### What you need to do
Gather all lines with the word "JSON" in them.

### Exercise data
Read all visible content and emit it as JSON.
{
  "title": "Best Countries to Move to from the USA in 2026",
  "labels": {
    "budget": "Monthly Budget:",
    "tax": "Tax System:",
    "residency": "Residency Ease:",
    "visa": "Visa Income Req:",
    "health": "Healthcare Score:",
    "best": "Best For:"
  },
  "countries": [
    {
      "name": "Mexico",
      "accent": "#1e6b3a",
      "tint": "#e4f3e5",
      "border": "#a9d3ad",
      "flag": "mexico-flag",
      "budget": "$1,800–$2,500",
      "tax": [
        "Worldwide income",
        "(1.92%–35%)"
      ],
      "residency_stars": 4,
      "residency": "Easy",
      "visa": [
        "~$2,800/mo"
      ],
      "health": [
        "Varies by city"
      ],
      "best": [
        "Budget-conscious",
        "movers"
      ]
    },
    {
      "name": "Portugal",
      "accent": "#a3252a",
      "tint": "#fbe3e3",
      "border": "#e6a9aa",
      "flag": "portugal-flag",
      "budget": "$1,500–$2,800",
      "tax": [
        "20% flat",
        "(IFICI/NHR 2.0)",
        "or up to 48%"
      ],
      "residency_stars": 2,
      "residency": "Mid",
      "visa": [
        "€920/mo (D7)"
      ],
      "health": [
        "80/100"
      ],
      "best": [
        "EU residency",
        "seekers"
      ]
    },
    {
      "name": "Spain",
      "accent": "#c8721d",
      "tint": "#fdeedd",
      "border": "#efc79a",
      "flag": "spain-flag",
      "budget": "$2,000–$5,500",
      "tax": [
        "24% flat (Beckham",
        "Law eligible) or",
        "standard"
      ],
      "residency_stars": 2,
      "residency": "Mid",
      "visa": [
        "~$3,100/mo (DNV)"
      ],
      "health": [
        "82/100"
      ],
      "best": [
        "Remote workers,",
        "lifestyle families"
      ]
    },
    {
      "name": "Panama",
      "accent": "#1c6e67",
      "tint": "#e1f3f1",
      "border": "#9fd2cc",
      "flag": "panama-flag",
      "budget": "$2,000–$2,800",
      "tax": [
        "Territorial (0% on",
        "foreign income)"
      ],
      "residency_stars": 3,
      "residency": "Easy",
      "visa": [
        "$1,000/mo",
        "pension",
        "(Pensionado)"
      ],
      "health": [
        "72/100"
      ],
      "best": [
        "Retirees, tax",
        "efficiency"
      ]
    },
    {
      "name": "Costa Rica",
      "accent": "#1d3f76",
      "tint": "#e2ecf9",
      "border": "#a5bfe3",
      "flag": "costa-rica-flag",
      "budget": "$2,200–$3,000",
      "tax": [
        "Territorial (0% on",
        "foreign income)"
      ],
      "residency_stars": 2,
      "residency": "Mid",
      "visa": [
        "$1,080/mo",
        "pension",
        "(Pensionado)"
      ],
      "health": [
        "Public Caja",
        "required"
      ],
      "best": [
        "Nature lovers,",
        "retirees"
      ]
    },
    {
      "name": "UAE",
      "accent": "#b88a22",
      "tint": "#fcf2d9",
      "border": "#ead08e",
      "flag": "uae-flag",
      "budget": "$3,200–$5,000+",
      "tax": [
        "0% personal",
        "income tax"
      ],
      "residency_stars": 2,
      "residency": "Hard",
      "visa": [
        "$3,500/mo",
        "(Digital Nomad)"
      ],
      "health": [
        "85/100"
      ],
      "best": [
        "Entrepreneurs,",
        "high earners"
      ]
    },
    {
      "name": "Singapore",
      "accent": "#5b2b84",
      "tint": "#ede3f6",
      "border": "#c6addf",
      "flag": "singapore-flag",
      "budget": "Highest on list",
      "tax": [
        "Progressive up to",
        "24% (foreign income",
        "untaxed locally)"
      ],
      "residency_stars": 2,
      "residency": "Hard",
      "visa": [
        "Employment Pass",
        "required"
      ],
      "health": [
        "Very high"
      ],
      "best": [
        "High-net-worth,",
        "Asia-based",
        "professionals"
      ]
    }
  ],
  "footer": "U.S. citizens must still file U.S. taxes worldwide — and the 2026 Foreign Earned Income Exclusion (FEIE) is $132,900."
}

...

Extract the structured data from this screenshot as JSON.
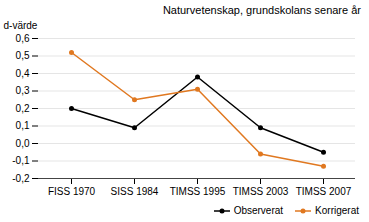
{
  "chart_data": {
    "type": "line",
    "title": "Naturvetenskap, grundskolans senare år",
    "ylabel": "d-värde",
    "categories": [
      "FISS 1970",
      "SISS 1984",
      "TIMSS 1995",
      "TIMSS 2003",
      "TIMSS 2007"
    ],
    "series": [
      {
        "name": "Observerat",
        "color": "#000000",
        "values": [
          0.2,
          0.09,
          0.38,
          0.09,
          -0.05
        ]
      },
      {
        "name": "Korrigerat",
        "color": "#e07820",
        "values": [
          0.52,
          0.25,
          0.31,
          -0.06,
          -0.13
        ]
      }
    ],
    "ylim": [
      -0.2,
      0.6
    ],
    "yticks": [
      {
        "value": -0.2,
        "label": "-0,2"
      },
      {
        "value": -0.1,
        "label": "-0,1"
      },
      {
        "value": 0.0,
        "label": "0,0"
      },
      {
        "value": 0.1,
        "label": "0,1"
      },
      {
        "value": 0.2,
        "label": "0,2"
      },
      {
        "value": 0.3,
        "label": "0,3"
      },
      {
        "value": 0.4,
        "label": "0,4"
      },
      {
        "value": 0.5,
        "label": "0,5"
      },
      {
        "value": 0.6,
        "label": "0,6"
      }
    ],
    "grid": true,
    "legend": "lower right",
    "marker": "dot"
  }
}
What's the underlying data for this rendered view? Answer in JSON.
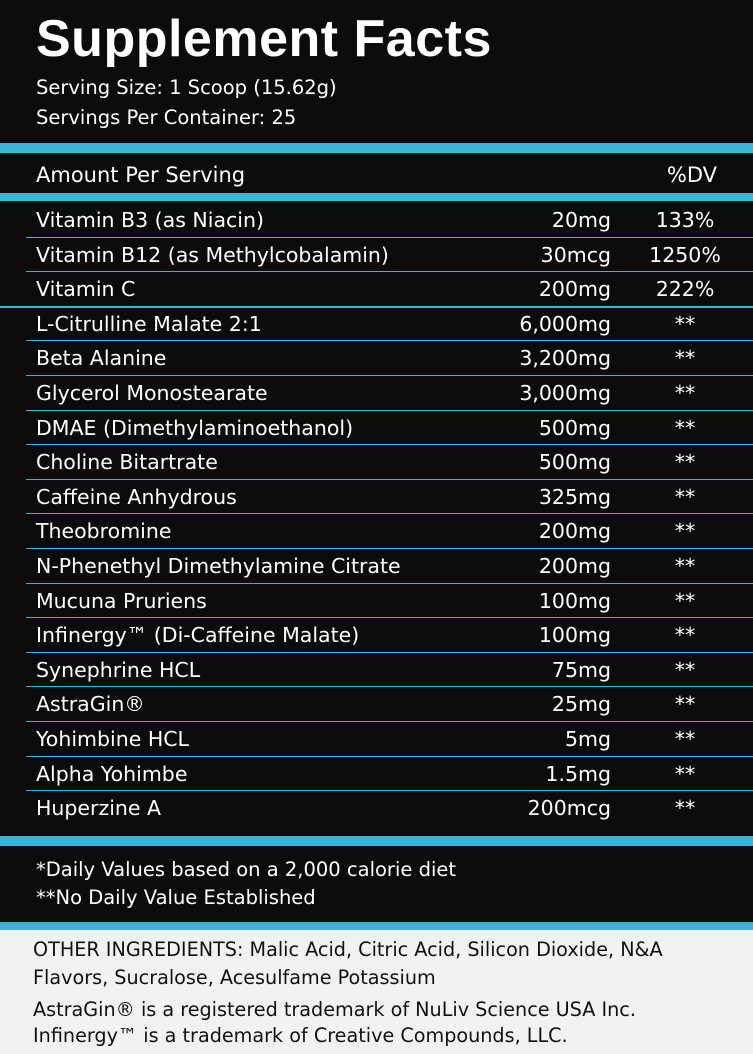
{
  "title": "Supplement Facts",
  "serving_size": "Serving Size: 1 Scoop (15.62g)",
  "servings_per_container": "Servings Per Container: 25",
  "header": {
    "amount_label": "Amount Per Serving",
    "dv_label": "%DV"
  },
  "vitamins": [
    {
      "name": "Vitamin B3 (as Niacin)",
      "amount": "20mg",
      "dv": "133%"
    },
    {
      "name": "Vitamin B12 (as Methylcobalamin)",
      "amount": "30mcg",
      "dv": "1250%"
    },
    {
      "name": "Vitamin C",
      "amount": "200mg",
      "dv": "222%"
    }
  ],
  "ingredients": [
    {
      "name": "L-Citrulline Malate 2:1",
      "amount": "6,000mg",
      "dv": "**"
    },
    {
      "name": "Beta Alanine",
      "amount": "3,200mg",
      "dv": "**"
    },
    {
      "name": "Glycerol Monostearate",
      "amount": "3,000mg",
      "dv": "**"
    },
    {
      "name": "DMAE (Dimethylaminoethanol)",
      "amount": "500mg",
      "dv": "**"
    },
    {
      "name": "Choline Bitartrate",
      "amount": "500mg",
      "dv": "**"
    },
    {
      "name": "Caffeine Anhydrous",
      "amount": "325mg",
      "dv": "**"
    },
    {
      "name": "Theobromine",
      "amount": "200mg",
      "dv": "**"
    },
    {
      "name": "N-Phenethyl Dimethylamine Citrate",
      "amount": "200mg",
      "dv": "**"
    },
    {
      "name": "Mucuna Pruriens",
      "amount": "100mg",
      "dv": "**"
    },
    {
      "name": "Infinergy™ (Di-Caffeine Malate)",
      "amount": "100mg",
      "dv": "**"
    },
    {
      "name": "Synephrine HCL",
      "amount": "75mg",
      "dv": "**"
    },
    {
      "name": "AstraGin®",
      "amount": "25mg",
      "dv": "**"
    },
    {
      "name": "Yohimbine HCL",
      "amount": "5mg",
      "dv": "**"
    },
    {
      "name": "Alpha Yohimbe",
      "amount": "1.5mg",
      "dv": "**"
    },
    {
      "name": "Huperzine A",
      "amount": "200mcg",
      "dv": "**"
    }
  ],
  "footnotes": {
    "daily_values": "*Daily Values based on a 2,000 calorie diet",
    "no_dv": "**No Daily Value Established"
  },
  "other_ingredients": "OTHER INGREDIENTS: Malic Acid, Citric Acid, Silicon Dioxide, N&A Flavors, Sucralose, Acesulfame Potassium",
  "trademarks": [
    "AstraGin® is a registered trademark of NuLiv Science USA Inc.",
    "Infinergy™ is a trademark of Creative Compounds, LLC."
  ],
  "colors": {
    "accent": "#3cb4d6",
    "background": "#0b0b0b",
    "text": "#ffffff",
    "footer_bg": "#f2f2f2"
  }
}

### Worked solution
Read all visible content and emit it as JSON.
Extract the structured data from this screenshot as JSON.
What's the underlying data for this rendered view? Answer in JSON.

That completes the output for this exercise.